## begin GIVEN DATA
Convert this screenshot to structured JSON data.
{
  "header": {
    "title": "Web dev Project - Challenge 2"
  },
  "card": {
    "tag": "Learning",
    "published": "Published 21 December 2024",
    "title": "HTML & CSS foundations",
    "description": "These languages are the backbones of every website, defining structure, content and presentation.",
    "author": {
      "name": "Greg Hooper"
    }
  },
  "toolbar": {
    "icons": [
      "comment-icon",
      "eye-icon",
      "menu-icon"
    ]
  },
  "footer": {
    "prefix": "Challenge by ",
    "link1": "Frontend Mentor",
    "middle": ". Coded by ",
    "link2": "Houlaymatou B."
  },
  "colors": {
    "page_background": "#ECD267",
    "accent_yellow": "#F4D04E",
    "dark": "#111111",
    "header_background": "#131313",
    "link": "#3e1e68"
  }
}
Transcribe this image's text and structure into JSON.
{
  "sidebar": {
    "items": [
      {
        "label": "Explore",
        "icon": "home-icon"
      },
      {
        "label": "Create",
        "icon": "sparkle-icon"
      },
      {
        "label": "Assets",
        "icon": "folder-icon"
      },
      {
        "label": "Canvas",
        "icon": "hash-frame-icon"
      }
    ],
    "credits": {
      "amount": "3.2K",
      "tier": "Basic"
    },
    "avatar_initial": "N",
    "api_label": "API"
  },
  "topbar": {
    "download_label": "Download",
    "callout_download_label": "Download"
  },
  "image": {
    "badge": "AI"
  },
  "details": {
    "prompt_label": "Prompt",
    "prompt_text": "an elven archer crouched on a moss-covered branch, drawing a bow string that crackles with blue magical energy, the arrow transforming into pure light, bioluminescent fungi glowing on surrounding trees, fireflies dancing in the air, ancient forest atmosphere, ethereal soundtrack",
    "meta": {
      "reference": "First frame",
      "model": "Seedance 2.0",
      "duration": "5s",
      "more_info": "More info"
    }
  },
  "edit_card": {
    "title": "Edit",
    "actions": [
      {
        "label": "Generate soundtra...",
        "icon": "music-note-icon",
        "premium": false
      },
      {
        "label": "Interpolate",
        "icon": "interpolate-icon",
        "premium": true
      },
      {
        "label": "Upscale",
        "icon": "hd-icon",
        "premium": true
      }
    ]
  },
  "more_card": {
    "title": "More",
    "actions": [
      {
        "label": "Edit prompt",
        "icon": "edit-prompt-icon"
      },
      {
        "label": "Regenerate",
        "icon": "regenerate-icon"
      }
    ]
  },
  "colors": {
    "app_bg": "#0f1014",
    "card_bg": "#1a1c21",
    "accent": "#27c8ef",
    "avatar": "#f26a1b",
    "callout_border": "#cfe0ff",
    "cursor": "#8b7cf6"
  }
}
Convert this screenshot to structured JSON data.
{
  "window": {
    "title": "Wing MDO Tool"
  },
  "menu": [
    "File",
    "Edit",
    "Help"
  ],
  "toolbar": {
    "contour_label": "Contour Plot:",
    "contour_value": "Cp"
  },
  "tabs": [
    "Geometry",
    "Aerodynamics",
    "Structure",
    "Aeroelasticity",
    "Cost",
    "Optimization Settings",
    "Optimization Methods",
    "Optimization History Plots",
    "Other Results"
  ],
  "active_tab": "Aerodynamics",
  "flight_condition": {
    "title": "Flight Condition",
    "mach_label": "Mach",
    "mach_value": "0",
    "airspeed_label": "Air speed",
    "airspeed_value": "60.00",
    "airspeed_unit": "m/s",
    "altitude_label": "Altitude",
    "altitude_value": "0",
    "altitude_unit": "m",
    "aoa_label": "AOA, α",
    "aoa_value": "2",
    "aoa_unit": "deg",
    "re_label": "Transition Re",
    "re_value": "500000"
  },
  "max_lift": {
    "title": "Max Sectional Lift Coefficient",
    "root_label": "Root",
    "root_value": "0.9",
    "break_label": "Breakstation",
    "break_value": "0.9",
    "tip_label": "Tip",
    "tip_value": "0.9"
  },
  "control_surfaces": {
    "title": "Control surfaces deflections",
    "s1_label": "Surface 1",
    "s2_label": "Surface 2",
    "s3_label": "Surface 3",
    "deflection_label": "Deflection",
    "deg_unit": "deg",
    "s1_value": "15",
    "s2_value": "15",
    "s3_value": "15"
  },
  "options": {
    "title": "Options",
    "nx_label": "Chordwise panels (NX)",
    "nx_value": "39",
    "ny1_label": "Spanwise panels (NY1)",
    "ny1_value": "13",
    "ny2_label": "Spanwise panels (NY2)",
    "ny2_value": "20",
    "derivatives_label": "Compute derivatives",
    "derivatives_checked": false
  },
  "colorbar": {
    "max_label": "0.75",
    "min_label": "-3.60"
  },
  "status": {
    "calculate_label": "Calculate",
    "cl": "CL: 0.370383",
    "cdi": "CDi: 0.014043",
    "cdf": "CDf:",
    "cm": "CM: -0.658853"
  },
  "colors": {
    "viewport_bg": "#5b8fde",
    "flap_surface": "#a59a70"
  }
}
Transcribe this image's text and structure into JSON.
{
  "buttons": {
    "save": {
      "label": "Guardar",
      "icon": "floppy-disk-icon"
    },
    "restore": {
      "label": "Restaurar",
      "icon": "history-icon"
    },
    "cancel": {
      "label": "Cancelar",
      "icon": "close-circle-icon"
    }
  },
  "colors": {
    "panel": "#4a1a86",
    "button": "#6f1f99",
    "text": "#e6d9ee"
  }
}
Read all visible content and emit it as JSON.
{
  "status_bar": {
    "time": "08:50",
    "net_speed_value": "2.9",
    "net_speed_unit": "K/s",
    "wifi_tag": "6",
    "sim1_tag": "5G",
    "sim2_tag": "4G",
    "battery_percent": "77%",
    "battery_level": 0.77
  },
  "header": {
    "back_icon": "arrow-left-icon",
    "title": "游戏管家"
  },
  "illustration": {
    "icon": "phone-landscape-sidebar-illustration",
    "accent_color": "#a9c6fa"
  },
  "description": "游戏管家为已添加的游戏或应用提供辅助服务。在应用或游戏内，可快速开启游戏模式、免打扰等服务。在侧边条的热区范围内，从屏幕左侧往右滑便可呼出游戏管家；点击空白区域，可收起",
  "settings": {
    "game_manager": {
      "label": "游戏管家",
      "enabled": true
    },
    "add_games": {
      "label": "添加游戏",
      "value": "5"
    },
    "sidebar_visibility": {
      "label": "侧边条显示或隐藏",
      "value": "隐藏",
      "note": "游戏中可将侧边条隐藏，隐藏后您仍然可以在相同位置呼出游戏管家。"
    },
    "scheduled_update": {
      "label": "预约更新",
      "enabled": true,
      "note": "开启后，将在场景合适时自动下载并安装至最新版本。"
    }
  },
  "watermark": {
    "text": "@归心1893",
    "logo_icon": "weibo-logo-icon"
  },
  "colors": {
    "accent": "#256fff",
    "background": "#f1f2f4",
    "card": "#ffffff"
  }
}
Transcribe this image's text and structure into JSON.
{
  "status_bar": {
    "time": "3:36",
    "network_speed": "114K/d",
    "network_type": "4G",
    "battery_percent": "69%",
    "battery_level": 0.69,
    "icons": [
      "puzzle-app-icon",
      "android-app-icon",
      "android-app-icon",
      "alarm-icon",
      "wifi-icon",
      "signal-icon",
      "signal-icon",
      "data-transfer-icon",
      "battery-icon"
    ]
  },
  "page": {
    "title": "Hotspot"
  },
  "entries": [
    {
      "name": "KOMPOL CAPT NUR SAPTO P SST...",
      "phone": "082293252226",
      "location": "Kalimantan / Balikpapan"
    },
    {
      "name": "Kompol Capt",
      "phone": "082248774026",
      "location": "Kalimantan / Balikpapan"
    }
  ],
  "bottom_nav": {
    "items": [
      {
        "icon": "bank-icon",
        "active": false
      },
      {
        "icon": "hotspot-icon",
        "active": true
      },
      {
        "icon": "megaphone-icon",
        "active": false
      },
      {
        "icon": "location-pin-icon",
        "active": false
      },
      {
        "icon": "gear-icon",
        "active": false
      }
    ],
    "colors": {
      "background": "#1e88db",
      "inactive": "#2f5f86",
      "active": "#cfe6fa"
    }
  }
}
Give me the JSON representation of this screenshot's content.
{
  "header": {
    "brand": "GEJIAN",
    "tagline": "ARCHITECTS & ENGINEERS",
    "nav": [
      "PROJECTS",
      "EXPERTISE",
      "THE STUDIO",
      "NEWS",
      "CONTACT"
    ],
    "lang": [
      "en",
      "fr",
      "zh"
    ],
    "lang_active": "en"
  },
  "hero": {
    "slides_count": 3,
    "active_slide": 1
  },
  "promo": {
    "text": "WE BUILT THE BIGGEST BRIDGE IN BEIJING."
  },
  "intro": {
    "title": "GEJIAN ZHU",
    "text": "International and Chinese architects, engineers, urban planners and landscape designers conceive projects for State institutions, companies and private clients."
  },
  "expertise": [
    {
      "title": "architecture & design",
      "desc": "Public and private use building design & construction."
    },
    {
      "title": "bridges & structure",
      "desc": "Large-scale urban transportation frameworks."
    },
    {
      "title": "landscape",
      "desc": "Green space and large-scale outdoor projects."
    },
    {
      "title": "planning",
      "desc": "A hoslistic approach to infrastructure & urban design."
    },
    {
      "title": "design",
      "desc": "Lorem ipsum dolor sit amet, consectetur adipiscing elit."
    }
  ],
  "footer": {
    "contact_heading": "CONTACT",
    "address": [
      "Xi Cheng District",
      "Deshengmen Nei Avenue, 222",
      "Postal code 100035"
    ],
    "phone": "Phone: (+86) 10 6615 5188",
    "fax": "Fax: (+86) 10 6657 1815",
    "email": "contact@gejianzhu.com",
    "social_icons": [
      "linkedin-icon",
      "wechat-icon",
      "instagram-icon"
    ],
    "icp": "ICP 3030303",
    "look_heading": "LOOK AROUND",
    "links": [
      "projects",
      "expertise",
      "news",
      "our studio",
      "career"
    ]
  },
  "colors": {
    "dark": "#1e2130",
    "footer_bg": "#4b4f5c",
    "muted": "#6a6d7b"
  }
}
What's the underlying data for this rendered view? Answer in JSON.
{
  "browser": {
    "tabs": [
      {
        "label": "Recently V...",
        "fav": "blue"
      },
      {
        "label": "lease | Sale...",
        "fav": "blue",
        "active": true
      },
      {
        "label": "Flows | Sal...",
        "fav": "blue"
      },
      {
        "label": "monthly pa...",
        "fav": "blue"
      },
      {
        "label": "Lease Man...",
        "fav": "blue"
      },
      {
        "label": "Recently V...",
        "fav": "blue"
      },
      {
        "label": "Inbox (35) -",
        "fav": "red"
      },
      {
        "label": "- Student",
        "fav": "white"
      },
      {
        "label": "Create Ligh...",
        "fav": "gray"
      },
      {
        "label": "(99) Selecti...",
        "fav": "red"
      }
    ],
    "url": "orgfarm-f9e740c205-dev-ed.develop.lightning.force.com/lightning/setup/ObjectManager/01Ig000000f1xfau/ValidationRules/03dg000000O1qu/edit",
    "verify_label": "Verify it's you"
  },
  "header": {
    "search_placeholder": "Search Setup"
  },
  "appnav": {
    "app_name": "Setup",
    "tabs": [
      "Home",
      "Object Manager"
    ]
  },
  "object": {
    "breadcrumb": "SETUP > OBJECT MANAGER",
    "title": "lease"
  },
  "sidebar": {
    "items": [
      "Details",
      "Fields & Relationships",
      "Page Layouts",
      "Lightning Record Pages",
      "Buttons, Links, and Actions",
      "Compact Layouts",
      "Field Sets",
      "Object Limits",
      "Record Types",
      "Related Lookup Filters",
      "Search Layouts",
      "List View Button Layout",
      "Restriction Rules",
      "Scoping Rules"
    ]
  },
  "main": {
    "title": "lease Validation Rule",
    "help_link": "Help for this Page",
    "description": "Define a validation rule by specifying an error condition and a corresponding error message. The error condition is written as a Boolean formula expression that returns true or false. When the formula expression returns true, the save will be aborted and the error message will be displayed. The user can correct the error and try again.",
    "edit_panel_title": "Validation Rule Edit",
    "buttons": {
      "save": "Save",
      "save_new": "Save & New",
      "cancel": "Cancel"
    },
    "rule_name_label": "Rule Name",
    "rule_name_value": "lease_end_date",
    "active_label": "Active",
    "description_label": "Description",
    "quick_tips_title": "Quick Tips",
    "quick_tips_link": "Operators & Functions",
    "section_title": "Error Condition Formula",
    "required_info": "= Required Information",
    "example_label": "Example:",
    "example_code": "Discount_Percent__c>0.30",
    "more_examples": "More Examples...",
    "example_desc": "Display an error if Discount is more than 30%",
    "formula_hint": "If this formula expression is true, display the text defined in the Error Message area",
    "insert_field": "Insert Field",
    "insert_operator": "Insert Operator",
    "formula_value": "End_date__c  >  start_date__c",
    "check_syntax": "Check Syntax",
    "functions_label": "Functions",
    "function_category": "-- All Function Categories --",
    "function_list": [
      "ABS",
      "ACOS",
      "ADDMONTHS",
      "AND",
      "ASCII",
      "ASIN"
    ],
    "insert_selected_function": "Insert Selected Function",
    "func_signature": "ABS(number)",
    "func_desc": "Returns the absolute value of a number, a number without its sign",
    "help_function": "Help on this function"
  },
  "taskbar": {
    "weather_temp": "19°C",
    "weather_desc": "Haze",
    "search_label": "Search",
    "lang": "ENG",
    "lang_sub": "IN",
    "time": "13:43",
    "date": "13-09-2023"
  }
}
## end GIVEN DATA
» **WRITTEN EXERCISE**
From the data above, pick out each line containing "Layouts" and copy it.

» **FINAL RESULT**
      "Page Layouts",
      "Compact Layouts",
      "Search Layouts",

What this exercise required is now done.